Work to complete
Your task is to copy every line of the entries that contains "title".

[Records from a data collection]
····················
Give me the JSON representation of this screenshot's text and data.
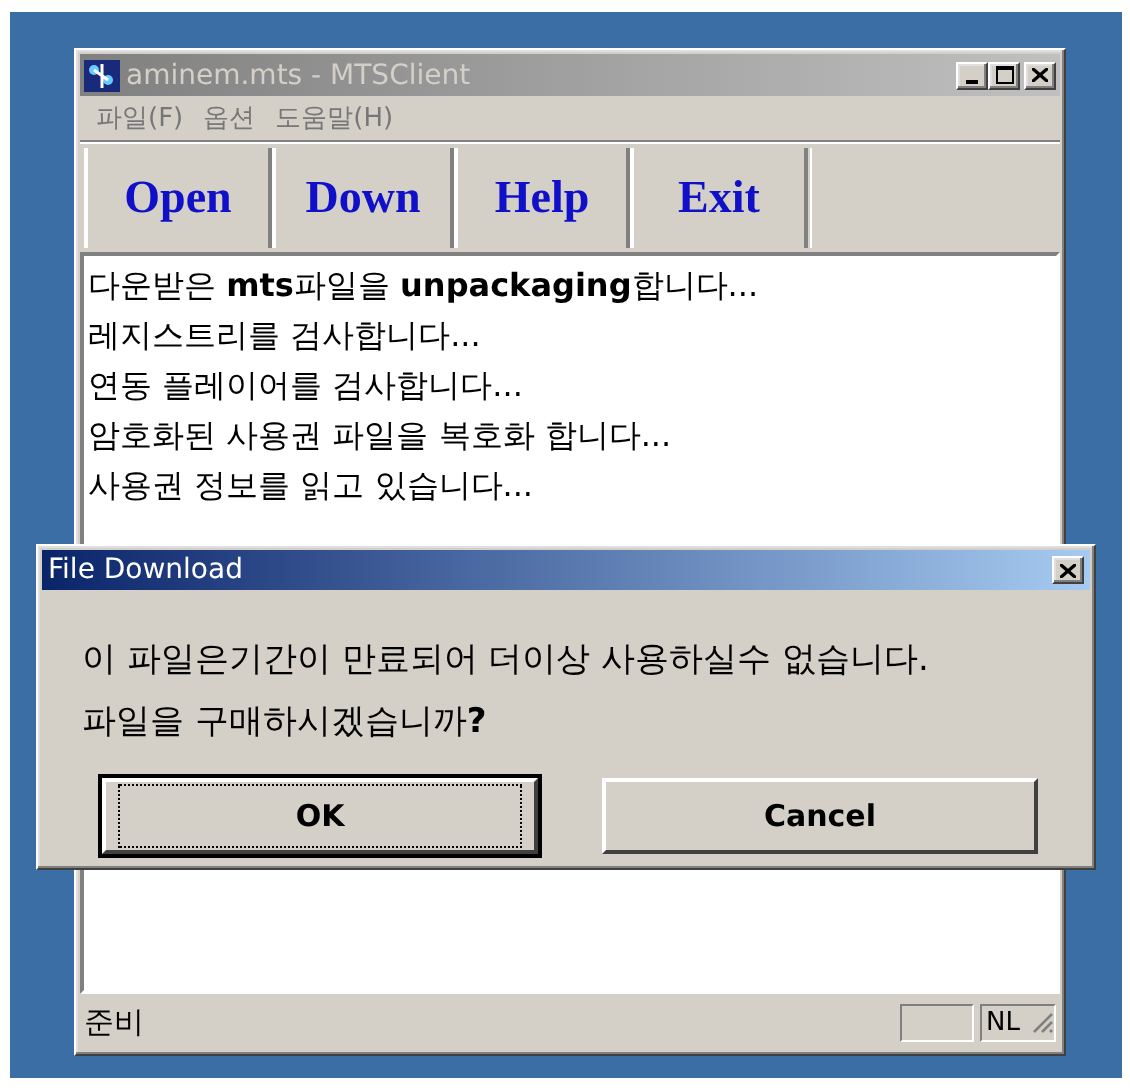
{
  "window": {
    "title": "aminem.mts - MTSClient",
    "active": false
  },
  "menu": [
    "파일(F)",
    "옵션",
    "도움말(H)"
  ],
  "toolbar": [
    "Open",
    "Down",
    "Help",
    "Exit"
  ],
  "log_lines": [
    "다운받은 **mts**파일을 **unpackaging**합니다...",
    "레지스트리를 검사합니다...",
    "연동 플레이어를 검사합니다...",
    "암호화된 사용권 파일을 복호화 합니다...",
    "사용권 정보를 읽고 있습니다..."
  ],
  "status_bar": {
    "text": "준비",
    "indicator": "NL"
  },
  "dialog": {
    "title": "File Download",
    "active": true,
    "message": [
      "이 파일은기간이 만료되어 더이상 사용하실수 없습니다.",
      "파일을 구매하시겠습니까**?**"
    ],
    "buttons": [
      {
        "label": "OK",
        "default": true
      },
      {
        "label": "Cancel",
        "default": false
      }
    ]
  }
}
····················
Written answer
    "title": "aminem.mts - MTSClient",
    "title": "File Download",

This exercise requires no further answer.